** Exercise details **
Scan the listing below. Report each line that includes "text".

** Provided entries **

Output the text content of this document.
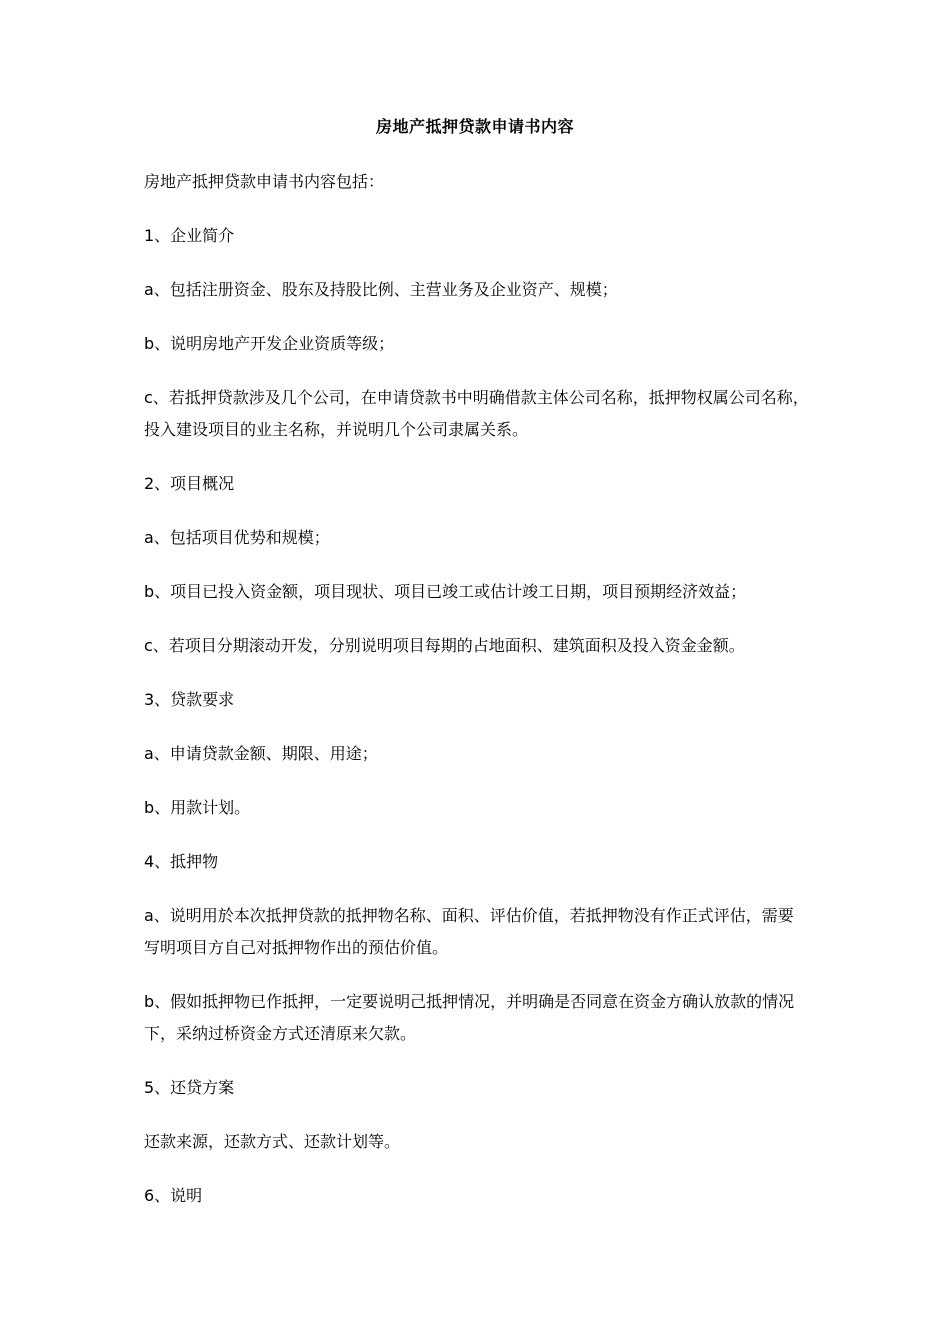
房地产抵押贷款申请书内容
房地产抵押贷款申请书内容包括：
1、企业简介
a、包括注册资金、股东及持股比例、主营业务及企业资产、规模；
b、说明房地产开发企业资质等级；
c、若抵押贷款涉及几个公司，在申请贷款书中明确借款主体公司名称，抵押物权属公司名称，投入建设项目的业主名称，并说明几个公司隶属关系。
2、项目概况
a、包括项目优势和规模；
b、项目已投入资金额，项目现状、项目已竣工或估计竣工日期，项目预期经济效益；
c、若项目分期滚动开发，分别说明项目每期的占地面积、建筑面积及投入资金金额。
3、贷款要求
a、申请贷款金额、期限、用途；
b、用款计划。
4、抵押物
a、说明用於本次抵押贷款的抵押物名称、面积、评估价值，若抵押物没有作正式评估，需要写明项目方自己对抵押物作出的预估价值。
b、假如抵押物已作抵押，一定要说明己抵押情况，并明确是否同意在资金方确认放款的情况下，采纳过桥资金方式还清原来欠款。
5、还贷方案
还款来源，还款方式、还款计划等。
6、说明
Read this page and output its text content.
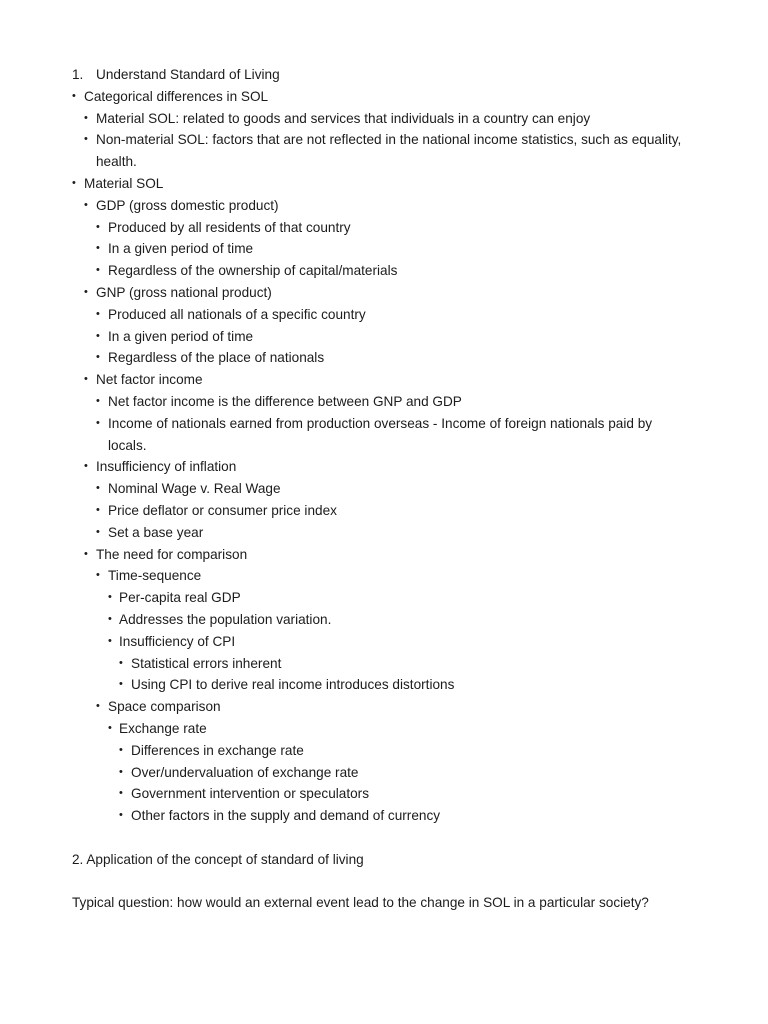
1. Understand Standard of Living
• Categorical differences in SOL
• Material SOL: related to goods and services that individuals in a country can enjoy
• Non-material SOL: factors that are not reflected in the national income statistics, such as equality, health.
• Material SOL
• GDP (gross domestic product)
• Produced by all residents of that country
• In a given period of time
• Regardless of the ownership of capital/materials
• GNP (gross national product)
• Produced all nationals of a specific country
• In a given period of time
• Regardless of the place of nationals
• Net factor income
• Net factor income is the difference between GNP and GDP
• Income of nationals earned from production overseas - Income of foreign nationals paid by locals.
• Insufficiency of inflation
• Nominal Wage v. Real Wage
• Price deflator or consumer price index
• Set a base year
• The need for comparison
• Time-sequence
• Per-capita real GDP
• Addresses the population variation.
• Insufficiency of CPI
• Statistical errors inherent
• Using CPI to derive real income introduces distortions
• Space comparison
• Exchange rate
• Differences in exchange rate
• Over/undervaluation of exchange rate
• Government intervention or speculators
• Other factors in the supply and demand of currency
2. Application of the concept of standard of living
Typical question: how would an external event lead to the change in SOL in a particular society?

** Exercise answer **
Output the text content of this document.
Read this page and output its text content.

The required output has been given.